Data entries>
(begin)
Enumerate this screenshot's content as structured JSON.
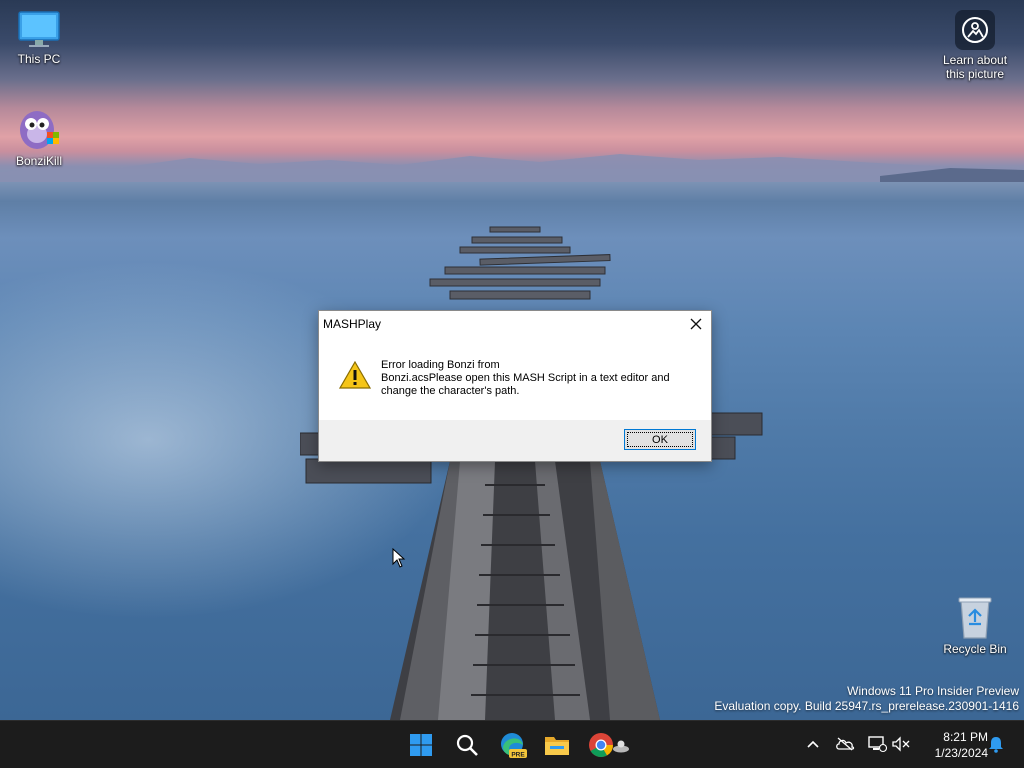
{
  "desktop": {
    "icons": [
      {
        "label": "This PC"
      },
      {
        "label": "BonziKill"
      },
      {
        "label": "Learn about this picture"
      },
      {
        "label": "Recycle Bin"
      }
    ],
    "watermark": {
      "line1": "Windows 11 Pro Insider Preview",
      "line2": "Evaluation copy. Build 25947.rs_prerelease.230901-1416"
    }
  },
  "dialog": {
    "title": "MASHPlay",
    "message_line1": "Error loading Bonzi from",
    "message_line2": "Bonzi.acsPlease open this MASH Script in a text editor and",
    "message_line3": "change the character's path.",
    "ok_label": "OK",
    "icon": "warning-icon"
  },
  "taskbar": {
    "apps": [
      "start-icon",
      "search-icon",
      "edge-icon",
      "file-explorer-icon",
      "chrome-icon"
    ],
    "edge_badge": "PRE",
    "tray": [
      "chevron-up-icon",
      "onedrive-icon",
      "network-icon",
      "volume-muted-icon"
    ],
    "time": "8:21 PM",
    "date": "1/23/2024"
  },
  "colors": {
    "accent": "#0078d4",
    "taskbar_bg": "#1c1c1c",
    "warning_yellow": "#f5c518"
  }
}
(end)
What is being asked> Transcribe the records above exactly, omitting every picture they contain.

Solution for this task>
Enumerate this screenshot's content as structured JSON.
{
  "desktop": {
    "icons": [
      {
        "label": "This PC"
      },
      {
        "label": "BonziKill"
      },
      {
        "label": "Learn about this picture"
      },
      {
        "label": "Recycle Bin"
      }
    ],
    "watermark": {
      "line1": "Windows 11 Pro Insider Preview",
      "line2": "Evaluation copy. Build 25947.rs_prerelease.230901-1416"
    }
  },
  "dialog": {
    "title": "MASHPlay",
    "message_line1": "Error loading Bonzi from",
    "message_line2": "Bonzi.acsPlease open this MASH Script in a text editor and",
    "message_line3": "change the character's path.",
    "ok_label": "OK",
    "icon": "warning-icon"
  },
  "taskbar": {
    "apps": [
      "start-icon",
      "search-icon",
      "edge-icon",
      "file-explorer-icon",
      "chrome-icon"
    ],
    "edge_badge": "PRE",
    "tray": [
      "chevron-up-icon",
      "onedrive-icon",
      "network-icon",
      "volume-muted-icon"
    ],
    "time": "8:21 PM",
    "date": "1/23/2024"
  },
  "colors": {
    "accent": "#0078d4",
    "taskbar_bg": "#1c1c1c",
    "warning_yellow": "#f5c518"
  }
}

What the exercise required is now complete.